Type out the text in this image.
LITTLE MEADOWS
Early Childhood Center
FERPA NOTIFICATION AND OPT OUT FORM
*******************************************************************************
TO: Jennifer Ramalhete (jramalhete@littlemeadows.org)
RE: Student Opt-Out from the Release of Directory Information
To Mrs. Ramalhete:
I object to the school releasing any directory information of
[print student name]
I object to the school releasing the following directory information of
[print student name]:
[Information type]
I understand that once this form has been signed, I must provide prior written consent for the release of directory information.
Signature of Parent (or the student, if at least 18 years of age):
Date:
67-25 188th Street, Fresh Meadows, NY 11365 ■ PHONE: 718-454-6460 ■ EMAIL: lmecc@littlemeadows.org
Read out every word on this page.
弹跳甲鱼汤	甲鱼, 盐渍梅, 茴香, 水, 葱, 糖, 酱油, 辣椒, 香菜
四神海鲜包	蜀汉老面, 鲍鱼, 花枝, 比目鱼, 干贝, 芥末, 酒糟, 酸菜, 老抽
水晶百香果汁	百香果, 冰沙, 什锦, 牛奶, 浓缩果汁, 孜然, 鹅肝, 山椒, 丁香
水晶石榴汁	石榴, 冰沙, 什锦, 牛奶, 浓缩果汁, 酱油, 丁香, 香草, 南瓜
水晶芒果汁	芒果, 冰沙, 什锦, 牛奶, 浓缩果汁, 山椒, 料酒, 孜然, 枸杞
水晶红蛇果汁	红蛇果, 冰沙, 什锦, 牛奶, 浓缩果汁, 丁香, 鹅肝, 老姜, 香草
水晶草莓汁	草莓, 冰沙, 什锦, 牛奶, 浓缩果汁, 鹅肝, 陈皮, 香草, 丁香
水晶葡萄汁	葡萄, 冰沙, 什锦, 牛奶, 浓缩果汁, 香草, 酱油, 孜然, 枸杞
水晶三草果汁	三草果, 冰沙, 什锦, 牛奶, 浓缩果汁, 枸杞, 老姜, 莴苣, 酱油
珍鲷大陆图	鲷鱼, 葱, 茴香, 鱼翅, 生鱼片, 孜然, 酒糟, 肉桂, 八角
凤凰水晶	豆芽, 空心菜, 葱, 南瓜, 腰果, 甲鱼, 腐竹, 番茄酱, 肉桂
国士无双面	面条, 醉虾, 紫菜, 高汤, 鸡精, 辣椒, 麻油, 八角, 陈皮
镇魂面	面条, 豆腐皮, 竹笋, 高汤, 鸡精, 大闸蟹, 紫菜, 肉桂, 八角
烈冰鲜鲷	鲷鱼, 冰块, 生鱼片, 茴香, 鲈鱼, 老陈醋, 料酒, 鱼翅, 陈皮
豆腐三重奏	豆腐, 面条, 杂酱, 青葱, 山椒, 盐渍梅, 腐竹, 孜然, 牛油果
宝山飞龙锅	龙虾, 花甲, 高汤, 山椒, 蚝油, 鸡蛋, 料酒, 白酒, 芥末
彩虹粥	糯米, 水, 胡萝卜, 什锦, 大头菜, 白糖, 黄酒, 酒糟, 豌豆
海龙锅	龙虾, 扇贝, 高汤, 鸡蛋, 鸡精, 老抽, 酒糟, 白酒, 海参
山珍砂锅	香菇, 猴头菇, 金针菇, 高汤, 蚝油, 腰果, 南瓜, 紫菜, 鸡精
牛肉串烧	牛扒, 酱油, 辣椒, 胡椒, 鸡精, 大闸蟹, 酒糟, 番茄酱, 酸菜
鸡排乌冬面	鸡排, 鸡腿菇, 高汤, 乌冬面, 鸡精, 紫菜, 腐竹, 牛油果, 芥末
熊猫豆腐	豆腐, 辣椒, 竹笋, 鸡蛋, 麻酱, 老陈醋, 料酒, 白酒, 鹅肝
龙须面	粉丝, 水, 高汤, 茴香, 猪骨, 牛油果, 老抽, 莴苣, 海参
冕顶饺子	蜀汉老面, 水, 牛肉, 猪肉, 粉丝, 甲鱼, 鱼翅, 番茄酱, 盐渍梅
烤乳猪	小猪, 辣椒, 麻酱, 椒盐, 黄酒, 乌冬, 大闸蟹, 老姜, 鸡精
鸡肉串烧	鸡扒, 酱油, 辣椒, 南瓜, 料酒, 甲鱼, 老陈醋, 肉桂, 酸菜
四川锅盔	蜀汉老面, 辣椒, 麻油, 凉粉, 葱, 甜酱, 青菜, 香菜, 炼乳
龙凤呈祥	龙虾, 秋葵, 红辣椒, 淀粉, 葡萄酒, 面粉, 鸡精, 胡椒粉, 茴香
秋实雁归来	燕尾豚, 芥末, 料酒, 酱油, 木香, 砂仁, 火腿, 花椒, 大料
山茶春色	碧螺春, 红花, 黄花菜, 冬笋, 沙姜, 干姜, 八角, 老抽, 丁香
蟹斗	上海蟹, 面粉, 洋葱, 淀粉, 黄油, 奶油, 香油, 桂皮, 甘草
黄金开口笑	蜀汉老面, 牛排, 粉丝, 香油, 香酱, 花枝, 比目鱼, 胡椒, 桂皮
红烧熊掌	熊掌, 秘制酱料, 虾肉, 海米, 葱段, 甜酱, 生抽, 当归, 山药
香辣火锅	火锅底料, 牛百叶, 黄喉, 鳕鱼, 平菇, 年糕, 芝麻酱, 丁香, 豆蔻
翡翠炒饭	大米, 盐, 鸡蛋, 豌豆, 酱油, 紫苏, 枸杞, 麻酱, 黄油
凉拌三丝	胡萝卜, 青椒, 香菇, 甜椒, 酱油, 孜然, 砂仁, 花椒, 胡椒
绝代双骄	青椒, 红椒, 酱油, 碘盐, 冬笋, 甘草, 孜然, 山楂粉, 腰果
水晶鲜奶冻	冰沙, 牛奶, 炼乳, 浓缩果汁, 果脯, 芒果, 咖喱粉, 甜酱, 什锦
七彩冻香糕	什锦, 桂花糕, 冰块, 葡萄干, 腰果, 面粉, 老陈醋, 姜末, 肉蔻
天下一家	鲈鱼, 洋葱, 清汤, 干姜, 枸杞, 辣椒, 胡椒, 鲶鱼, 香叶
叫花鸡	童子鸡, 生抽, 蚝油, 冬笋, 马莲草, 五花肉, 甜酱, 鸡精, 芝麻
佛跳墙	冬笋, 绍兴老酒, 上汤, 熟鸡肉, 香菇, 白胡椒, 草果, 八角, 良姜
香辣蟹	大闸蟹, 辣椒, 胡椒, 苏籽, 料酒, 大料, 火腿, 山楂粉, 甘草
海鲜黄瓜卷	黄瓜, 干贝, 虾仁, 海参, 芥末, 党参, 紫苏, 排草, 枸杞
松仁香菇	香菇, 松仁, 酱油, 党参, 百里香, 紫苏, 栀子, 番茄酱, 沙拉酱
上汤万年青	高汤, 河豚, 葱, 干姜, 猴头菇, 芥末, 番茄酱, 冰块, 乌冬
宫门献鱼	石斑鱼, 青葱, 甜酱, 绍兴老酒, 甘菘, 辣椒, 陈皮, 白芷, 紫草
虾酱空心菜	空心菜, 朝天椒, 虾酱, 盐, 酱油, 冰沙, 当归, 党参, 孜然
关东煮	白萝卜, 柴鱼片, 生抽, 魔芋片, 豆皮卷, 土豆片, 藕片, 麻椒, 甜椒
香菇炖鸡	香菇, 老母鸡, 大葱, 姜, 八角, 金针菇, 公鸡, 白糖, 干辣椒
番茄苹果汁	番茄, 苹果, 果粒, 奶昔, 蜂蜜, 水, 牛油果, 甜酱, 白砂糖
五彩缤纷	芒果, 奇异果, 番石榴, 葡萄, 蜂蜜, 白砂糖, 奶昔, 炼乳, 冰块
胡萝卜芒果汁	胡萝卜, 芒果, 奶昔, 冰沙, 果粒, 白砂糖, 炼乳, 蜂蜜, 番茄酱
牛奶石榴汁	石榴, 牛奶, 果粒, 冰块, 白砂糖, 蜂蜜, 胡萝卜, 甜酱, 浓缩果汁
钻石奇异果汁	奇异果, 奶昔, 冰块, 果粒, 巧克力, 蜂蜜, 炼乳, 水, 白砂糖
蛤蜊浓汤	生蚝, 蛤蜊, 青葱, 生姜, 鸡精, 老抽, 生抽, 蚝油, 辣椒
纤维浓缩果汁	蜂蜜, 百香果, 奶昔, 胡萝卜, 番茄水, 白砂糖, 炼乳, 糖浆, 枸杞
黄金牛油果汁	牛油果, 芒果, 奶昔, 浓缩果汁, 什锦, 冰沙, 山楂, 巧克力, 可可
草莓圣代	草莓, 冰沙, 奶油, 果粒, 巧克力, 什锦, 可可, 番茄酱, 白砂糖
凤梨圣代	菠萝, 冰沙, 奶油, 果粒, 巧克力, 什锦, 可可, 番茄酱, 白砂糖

§ TASK TO CARRY OUT
How many lines of these entries contain the string "this"? Reply with the number alone.

§ TASK RESPONSE
3